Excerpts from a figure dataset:

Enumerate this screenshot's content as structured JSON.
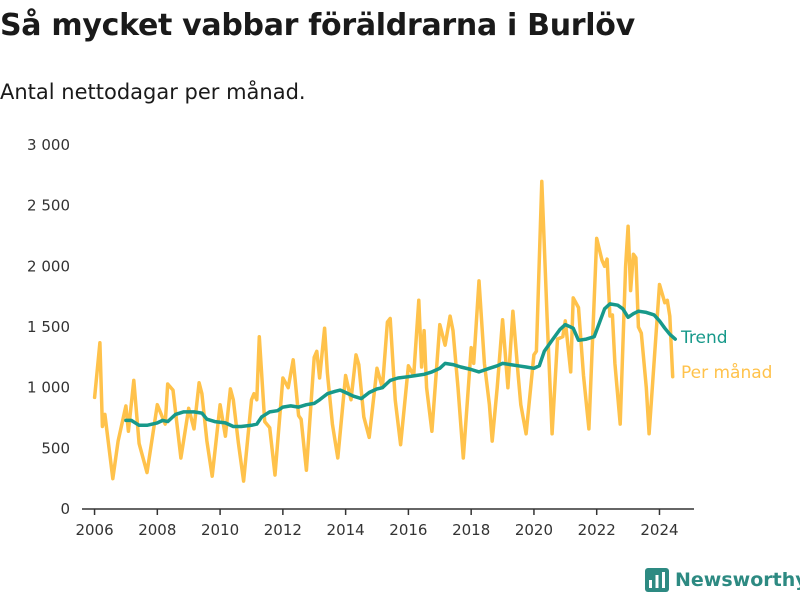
{
  "header": {
    "title": "Så mycket vabbar föräldrarna i Burlöv",
    "subtitle": "Antal nettodagar per månad."
  },
  "brand": {
    "name": "Newsworthy",
    "logo_icon": "bar-chart-logo-icon",
    "color": "#2d8a82"
  },
  "colors": {
    "monthly": "#ffc24b",
    "trend": "#17998a",
    "axis": "#333333",
    "tick_text": "#333333"
  },
  "chart_data": {
    "type": "line",
    "title": "Så mycket vabbar föräldrarna i Burlöv",
    "subtitle": "Antal nettodagar per månad.",
    "xlabel": "",
    "ylabel": "",
    "xlim": [
      2005.6,
      2025.1
    ],
    "ylim": [
      0,
      3000
    ],
    "grid": false,
    "x_ticks": [
      2006,
      2008,
      2010,
      2012,
      2014,
      2016,
      2018,
      2020,
      2022,
      2024
    ],
    "x_tick_labels": [
      "2006",
      "2008",
      "2010",
      "2012",
      "2014",
      "2016",
      "2018",
      "2020",
      "2022",
      "2024"
    ],
    "y_ticks": [
      0,
      500,
      1000,
      1500,
      2000,
      2500,
      3000
    ],
    "y_tick_labels": [
      "0",
      "500",
      "1 000",
      "1 500",
      "2 000",
      "2 500",
      "3 000"
    ],
    "legend_placement": "labels at line ends, right",
    "series": [
      {
        "name": "Per månad",
        "color": "#ffc24b",
        "points": [
          [
            2006.0,
            920
          ],
          [
            2006.17,
            1370
          ],
          [
            2006.25,
            680
          ],
          [
            2006.33,
            780
          ],
          [
            2006.58,
            250
          ],
          [
            2006.75,
            560
          ],
          [
            2007.0,
            850
          ],
          [
            2007.08,
            640
          ],
          [
            2007.25,
            1060
          ],
          [
            2007.42,
            540
          ],
          [
            2007.67,
            300
          ],
          [
            2008.0,
            860
          ],
          [
            2008.25,
            700
          ],
          [
            2008.33,
            1030
          ],
          [
            2008.5,
            980
          ],
          [
            2008.75,
            420
          ],
          [
            2009.0,
            830
          ],
          [
            2009.17,
            660
          ],
          [
            2009.33,
            1040
          ],
          [
            2009.42,
            950
          ],
          [
            2009.58,
            560
          ],
          [
            2009.75,
            270
          ],
          [
            2010.0,
            860
          ],
          [
            2010.17,
            600
          ],
          [
            2010.33,
            990
          ],
          [
            2010.42,
            900
          ],
          [
            2010.58,
            550
          ],
          [
            2010.75,
            230
          ],
          [
            2011.0,
            900
          ],
          [
            2011.08,
            950
          ],
          [
            2011.17,
            900
          ],
          [
            2011.25,
            1420
          ],
          [
            2011.42,
            720
          ],
          [
            2011.58,
            670
          ],
          [
            2011.75,
            280
          ],
          [
            2012.0,
            1080
          ],
          [
            2012.17,
            1000
          ],
          [
            2012.33,
            1230
          ],
          [
            2012.5,
            770
          ],
          [
            2012.58,
            740
          ],
          [
            2012.75,
            320
          ],
          [
            2013.0,
            1250
          ],
          [
            2013.08,
            1300
          ],
          [
            2013.17,
            1080
          ],
          [
            2013.33,
            1490
          ],
          [
            2013.42,
            1120
          ],
          [
            2013.58,
            700
          ],
          [
            2013.75,
            420
          ],
          [
            2014.0,
            1100
          ],
          [
            2014.17,
            900
          ],
          [
            2014.33,
            1270
          ],
          [
            2014.42,
            1190
          ],
          [
            2014.58,
            760
          ],
          [
            2014.75,
            590
          ],
          [
            2015.0,
            1160
          ],
          [
            2015.17,
            1000
          ],
          [
            2015.33,
            1540
          ],
          [
            2015.42,
            1570
          ],
          [
            2015.58,
            900
          ],
          [
            2015.75,
            530
          ],
          [
            2016.0,
            1180
          ],
          [
            2016.17,
            1100
          ],
          [
            2016.33,
            1720
          ],
          [
            2016.42,
            1170
          ],
          [
            2016.5,
            1470
          ],
          [
            2016.58,
            1000
          ],
          [
            2016.75,
            640
          ],
          [
            2017.0,
            1520
          ],
          [
            2017.17,
            1350
          ],
          [
            2017.33,
            1590
          ],
          [
            2017.42,
            1470
          ],
          [
            2017.58,
            1000
          ],
          [
            2017.75,
            420
          ],
          [
            2018.0,
            1330
          ],
          [
            2018.08,
            1200
          ],
          [
            2018.25,
            1880
          ],
          [
            2018.42,
            1200
          ],
          [
            2018.58,
            860
          ],
          [
            2018.67,
            560
          ],
          [
            2018.83,
            1000
          ],
          [
            2019.0,
            1560
          ],
          [
            2019.17,
            1000
          ],
          [
            2019.33,
            1630
          ],
          [
            2019.5,
            1100
          ],
          [
            2019.58,
            860
          ],
          [
            2019.75,
            620
          ],
          [
            2020.0,
            1270
          ],
          [
            2020.08,
            1300
          ],
          [
            2020.25,
            2700
          ],
          [
            2020.42,
            1580
          ],
          [
            2020.58,
            620
          ],
          [
            2020.75,
            1400
          ],
          [
            2020.92,
            1420
          ],
          [
            2021.0,
            1550
          ],
          [
            2021.17,
            1130
          ],
          [
            2021.25,
            1740
          ],
          [
            2021.42,
            1660
          ],
          [
            2021.58,
            1100
          ],
          [
            2021.75,
            660
          ],
          [
            2022.0,
            2230
          ],
          [
            2022.17,
            2050
          ],
          [
            2022.25,
            2000
          ],
          [
            2022.33,
            2060
          ],
          [
            2022.42,
            1590
          ],
          [
            2022.5,
            1600
          ],
          [
            2022.58,
            1200
          ],
          [
            2022.75,
            700
          ],
          [
            2022.92,
            2000
          ],
          [
            2023.0,
            2330
          ],
          [
            2023.08,
            1800
          ],
          [
            2023.17,
            2100
          ],
          [
            2023.25,
            2070
          ],
          [
            2023.33,
            1500
          ],
          [
            2023.42,
            1450
          ],
          [
            2023.58,
            1000
          ],
          [
            2023.67,
            620
          ],
          [
            2024.0,
            1850
          ],
          [
            2024.17,
            1700
          ],
          [
            2024.25,
            1720
          ],
          [
            2024.33,
            1590
          ],
          [
            2024.42,
            1090
          ]
        ]
      },
      {
        "name": "Trend",
        "color": "#17998a",
        "points": [
          [
            2007.0,
            730
          ],
          [
            2007.17,
            730
          ],
          [
            2007.42,
            690
          ],
          [
            2007.67,
            690
          ],
          [
            2008.0,
            710
          ],
          [
            2008.17,
            730
          ],
          [
            2008.33,
            720
          ],
          [
            2008.58,
            780
          ],
          [
            2008.83,
            800
          ],
          [
            2009.17,
            800
          ],
          [
            2009.42,
            790
          ],
          [
            2009.58,
            740
          ],
          [
            2009.83,
            720
          ],
          [
            2010.17,
            710
          ],
          [
            2010.42,
            680
          ],
          [
            2010.67,
            680
          ],
          [
            2011.0,
            690
          ],
          [
            2011.17,
            700
          ],
          [
            2011.33,
            760
          ],
          [
            2011.58,
            800
          ],
          [
            2011.83,
            810
          ],
          [
            2012.0,
            840
          ],
          [
            2012.25,
            850
          ],
          [
            2012.5,
            840
          ],
          [
            2012.75,
            860
          ],
          [
            2013.0,
            870
          ],
          [
            2013.17,
            900
          ],
          [
            2013.42,
            950
          ],
          [
            2013.67,
            970
          ],
          [
            2013.83,
            980
          ],
          [
            2014.0,
            960
          ],
          [
            2014.25,
            930
          ],
          [
            2014.5,
            910
          ],
          [
            2014.75,
            960
          ],
          [
            2015.0,
            990
          ],
          [
            2015.17,
            1000
          ],
          [
            2015.42,
            1060
          ],
          [
            2015.67,
            1080
          ],
          [
            2016.0,
            1090
          ],
          [
            2016.25,
            1100
          ],
          [
            2016.5,
            1110
          ],
          [
            2016.75,
            1130
          ],
          [
            2017.0,
            1160
          ],
          [
            2017.17,
            1200
          ],
          [
            2017.42,
            1190
          ],
          [
            2017.67,
            1170
          ],
          [
            2018.0,
            1150
          ],
          [
            2018.25,
            1130
          ],
          [
            2018.58,
            1160
          ],
          [
            2018.83,
            1180
          ],
          [
            2019.0,
            1200
          ],
          [
            2019.25,
            1190
          ],
          [
            2019.5,
            1180
          ],
          [
            2019.75,
            1170
          ],
          [
            2020.0,
            1160
          ],
          [
            2020.17,
            1180
          ],
          [
            2020.33,
            1300
          ],
          [
            2020.58,
            1390
          ],
          [
            2020.83,
            1480
          ],
          [
            2021.0,
            1520
          ],
          [
            2021.25,
            1490
          ],
          [
            2021.42,
            1390
          ],
          [
            2021.67,
            1400
          ],
          [
            2021.92,
            1420
          ],
          [
            2022.08,
            1530
          ],
          [
            2022.25,
            1650
          ],
          [
            2022.42,
            1690
          ],
          [
            2022.67,
            1680
          ],
          [
            2022.83,
            1650
          ],
          [
            2023.0,
            1580
          ],
          [
            2023.17,
            1610
          ],
          [
            2023.33,
            1630
          ],
          [
            2023.58,
            1620
          ],
          [
            2023.83,
            1600
          ],
          [
            2024.0,
            1550
          ],
          [
            2024.17,
            1490
          ],
          [
            2024.33,
            1440
          ],
          [
            2024.5,
            1400
          ]
        ]
      }
    ]
  }
}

_WHAT IS BEING ASKED_. Write out every line from the entries where "name" appears.

_WORKED ANSWER_.
    "name": "Newsworthy",
        "name": "Per månad",
        "name": "Trend",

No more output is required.